**WHAT TO PRODUCE:** Type the records out again in full, exactly.

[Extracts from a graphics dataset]
+ + +

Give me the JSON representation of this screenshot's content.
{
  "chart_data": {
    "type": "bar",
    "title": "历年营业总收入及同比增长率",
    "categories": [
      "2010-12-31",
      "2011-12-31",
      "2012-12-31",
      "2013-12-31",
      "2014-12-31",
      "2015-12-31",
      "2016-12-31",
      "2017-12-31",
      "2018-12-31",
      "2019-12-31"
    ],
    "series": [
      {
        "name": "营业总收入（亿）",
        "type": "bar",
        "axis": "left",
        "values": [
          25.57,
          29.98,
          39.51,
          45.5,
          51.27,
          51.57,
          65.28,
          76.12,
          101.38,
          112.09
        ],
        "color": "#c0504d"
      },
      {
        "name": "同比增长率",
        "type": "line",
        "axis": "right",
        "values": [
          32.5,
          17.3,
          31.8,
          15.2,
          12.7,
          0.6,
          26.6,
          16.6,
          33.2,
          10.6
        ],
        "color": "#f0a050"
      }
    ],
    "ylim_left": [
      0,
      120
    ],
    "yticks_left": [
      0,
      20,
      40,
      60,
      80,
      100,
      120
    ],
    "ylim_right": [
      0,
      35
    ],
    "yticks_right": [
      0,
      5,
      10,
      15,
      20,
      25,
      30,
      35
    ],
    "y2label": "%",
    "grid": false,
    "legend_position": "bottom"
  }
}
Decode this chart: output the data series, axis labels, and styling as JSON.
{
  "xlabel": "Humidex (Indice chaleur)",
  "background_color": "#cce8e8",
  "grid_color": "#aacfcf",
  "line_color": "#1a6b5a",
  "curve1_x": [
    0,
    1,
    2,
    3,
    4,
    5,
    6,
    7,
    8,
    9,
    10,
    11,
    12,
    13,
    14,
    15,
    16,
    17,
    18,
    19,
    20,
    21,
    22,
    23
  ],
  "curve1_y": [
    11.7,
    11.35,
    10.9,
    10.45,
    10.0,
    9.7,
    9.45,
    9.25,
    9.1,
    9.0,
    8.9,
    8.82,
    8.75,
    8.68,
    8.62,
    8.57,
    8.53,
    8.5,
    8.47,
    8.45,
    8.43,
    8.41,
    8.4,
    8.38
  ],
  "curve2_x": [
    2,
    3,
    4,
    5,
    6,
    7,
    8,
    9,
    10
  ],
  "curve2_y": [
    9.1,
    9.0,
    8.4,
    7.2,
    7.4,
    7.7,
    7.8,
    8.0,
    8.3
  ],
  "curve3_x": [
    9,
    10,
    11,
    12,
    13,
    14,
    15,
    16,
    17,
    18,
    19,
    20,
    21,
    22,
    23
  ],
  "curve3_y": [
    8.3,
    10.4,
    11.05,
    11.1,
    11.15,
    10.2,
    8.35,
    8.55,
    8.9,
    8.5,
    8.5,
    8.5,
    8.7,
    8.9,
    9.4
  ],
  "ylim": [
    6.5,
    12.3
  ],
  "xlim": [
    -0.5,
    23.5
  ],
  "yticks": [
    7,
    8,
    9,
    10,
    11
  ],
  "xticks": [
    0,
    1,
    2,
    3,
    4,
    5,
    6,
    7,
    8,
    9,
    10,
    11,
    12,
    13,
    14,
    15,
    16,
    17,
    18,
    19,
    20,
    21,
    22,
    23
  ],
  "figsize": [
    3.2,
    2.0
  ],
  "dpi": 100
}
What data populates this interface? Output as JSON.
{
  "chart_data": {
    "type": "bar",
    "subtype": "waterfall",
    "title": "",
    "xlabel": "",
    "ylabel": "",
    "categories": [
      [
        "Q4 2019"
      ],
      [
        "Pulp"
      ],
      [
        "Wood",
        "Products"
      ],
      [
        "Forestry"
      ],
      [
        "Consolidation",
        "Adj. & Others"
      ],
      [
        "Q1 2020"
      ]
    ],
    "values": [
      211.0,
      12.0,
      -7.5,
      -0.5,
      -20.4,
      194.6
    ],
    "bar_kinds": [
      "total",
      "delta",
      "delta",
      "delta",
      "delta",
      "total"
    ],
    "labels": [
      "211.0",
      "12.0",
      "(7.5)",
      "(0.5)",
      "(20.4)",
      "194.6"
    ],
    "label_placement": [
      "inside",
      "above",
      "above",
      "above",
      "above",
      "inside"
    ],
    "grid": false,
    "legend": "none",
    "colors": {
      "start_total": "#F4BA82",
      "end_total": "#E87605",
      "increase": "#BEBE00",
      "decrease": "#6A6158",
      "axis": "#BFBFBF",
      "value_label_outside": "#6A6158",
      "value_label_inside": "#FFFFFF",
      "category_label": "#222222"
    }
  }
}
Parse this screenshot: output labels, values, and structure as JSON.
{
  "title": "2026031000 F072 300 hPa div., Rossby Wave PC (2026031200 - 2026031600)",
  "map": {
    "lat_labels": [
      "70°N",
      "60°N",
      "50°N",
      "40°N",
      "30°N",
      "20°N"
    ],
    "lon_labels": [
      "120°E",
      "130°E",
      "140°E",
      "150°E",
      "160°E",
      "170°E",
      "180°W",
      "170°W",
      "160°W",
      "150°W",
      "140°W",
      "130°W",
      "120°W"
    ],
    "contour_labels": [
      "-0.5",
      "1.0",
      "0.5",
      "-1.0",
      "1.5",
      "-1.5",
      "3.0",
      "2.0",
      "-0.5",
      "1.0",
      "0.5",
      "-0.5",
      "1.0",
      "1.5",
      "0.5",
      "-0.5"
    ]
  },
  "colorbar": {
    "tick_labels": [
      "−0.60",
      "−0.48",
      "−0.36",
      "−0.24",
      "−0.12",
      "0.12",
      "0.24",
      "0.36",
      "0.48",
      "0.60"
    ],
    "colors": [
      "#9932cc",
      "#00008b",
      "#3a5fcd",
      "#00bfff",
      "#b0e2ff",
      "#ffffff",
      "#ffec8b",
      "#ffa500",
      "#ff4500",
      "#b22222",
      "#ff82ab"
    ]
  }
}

+ + +

**SOLUTION FOR THIS EXERCISE:**
Give me the JSON representation of this screenshot's content.
{
  "chart_data": {
    "type": "bar",
    "title": "历年营业总收入及同比增长率",
    "categories": [
      "2010-12-31",
      "2011-12-31",
      "2012-12-31",
      "2013-12-31",
      "2014-12-31",
      "2015-12-31",
      "2016-12-31",
      "2017-12-31",
      "2018-12-31",
      "2019-12-31"
    ],
    "series": [
      {
        "name": "营业总收入（亿）",
        "type": "bar",
        "axis": "left",
        "values": [
          25.57,
          29.98,
          39.51,
          45.5,
          51.27,
          51.57,
          65.28,
          76.12,
          101.38,
          112.09
        ],
        "color": "#c0504d"
      },
      {
        "name": "同比增长率",
        "type": "line",
        "axis": "right",
        "values": [
          32.5,
          17.3,
          31.8,
          15.2,
          12.7,
          0.6,
          26.6,
          16.6,
          33.2,
          10.6
        ],
        "color": "#f0a050"
      }
    ],
    "ylim_left": [
      0,
      120
    ],
    "yticks_left": [
      0,
      20,
      40,
      60,
      80,
      100,
      120
    ],
    "ylim_right": [
      0,
      35
    ],
    "yticks_right": [
      0,
      5,
      10,
      15,
      20,
      25,
      30,
      35
    ],
    "y2label": "%",
    "grid": false,
    "legend_position": "bottom"
  }
}
Decode this chart: output the data series, axis labels, and styling as JSON.
{
  "xlabel": "Humidex (Indice chaleur)",
  "background_color": "#cce8e8",
  "grid_color": "#aacfcf",
  "line_color": "#1a6b5a",
  "curve1_x": [
    0,
    1,
    2,
    3,
    4,
    5,
    6,
    7,
    8,
    9,
    10,
    11,
    12,
    13,
    14,
    15,
    16,
    17,
    18,
    19,
    20,
    21,
    22,
    23
  ],
  "curve1_y": [
    11.7,
    11.35,
    10.9,
    10.45,
    10.0,
    9.7,
    9.45,
    9.25,
    9.1,
    9.0,
    8.9,
    8.82,
    8.75,
    8.68,
    8.62,
    8.57,
    8.53,
    8.5,
    8.47,
    8.45,
    8.43,
    8.41,
    8.4,
    8.38
  ],
  "curve2_x": [
    2,
    3,
    4,
    5,
    6,
    7,
    8,
    9,
    10
  ],
  "curve2_y": [
    9.1,
    9.0,
    8.4,
    7.2,
    7.4,
    7.7,
    7.8,
    8.0,
    8.3
  ],
  "curve3_x": [
    9,
    10,
    11,
    12,
    13,
    14,
    15,
    16,
    17,
    18,
    19,
    20,
    21,
    22,
    23
  ],
  "curve3_y": [
    8.3,
    10.4,
    11.05,
    11.1,
    11.15,
    10.2,
    8.35,
    8.55,
    8.9,
    8.5,
    8.5,
    8.5,
    8.7,
    8.9,
    9.4
  ],
  "ylim": [
    6.5,
    12.3
  ],
  "xlim": [
    -0.5,
    23.5
  ],
  "yticks": [
    7,
    8,
    9,
    10,
    11
  ],
  "xticks": [
    0,
    1,
    2,
    3,
    4,
    5,
    6,
    7,
    8,
    9,
    10,
    11,
    12,
    13,
    14,
    15,
    16,
    17,
    18,
    19,
    20,
    21,
    22,
    23
  ],
  "figsize": [
    3.2,
    2.0
  ],
  "dpi": 100
}
What data populates this interface? Output as JSON.
{
  "chart_data": {
    "type": "bar",
    "subtype": "waterfall",
    "title": "",
    "xlabel": "",
    "ylabel": "",
    "categories": [
      [
        "Q4 2019"
      ],
      [
        "Pulp"
      ],
      [
        "Wood",
        "Products"
      ],
      [
        "Forestry"
      ],
      [
        "Consolidation",
        "Adj. & Others"
      ],
      [
        "Q1 2020"
      ]
    ],
    "values": [
      211.0,
      12.0,
      -7.5,
      -0.5,
      -20.4,
      194.6
    ],
    "bar_kinds": [
      "total",
      "delta",
      "delta",
      "delta",
      "delta",
      "total"
    ],
    "labels": [
      "211.0",
      "12.0",
      "(7.5)",
      "(0.5)",
      "(20.4)",
      "194.6"
    ],
    "label_placement": [
      "inside",
      "above",
      "above",
      "above",
      "above",
      "inside"
    ],
    "grid": false,
    "legend": "none",
    "colors": {
      "start_total": "#F4BA82",
      "end_total": "#E87605",
      "increase": "#BEBE00",
      "decrease": "#6A6158",
      "axis": "#BFBFBF",
      "value_label_outside": "#6A6158",
      "value_label_inside": "#FFFFFF",
      "category_label": "#222222"
    }
  }
}
Parse this screenshot: output labels, values, and structure as JSON.
{
  "title": "2026031000 F072 300 hPa div., Rossby Wave PC (2026031200 - 2026031600)",
  "map": {
    "lat_labels": [
      "70°N",
      "60°N",
      "50°N",
      "40°N",
      "30°N",
      "20°N"
    ],
    "lon_labels": [
      "120°E",
      "130°E",
      "140°E",
      "150°E",
      "160°E",
      "170°E",
      "180°W",
      "170°W",
      "160°W",
      "150°W",
      "140°W",
      "130°W",
      "120°W"
    ],
    "contour_labels": [
      "-0.5",
      "1.0",
      "0.5",
      "-1.0",
      "1.5",
      "-1.5",
      "3.0",
      "2.0",
      "-0.5",
      "1.0",
      "0.5",
      "-0.5",
      "1.0",
      "1.5",
      "0.5",
      "-0.5"
    ]
  },
  "colorbar": {
    "tick_labels": [
      "−0.60",
      "−0.48",
      "−0.36",
      "−0.24",
      "−0.12",
      "0.12",
      "0.24",
      "0.36",
      "0.48",
      "0.60"
    ],
    "colors": [
      "#9932cc",
      "#00008b",
      "#3a5fcd",
      "#00bfff",
      "#b0e2ff",
      "#ffffff",
      "#ffec8b",
      "#ffa500",
      "#ff4500",
      "#b22222",
      "#ff82ab"
    ]
  }
}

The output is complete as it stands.